▶ [To do]
Calculate how many lines in the following records hold the word "text", and report that number without comment.

▶ [Extracted entries]
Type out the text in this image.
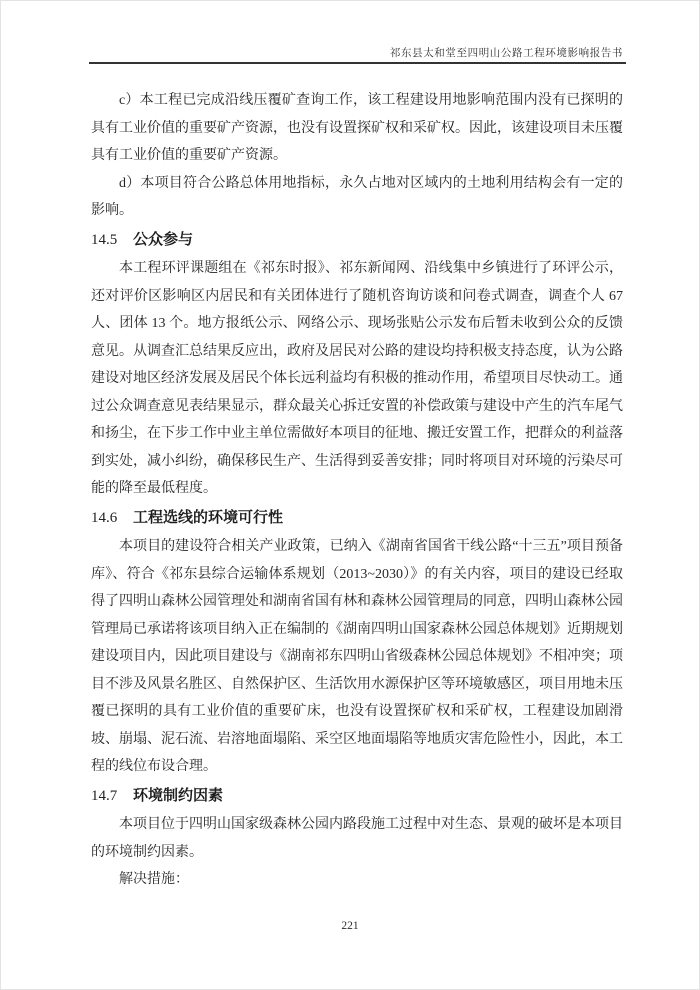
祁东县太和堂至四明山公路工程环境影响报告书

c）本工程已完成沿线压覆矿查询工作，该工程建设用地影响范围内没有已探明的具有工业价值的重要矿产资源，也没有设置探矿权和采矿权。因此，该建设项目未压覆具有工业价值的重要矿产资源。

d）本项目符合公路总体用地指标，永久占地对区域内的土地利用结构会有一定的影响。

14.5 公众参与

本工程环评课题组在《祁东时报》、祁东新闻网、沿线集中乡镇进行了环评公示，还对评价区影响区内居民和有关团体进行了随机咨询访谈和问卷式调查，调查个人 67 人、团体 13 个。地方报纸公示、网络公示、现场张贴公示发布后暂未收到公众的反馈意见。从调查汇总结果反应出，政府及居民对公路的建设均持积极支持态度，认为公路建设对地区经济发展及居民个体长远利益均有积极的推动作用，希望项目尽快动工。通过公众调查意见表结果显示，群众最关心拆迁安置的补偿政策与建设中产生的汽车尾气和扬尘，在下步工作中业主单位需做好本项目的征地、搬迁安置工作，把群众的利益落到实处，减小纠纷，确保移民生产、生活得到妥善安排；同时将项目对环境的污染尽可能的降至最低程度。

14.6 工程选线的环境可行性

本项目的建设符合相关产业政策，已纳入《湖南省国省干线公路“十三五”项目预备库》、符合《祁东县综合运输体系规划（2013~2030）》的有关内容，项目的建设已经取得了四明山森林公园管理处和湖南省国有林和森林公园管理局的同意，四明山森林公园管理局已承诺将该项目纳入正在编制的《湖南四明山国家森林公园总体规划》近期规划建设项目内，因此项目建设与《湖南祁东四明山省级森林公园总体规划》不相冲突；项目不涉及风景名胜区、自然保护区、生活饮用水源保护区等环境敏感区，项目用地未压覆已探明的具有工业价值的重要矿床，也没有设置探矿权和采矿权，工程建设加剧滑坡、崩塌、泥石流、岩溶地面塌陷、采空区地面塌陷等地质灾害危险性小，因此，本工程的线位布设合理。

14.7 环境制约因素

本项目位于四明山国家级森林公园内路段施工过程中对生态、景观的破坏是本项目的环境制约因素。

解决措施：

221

==

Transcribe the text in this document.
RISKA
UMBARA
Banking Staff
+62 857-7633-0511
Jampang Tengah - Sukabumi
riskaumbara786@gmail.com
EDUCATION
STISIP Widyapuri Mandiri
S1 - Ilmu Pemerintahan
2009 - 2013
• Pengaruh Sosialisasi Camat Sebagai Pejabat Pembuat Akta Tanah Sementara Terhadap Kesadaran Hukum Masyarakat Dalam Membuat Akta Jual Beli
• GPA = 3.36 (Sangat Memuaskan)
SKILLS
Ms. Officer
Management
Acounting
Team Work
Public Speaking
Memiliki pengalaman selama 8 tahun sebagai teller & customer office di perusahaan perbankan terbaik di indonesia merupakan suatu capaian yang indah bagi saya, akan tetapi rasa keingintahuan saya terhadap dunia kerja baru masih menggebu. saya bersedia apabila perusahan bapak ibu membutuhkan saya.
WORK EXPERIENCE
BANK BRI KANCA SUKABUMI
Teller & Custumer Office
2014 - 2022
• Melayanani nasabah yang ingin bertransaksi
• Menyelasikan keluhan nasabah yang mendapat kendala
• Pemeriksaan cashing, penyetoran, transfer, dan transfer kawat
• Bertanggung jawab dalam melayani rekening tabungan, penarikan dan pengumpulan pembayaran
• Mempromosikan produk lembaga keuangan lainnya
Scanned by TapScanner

▶ [Complete response]
2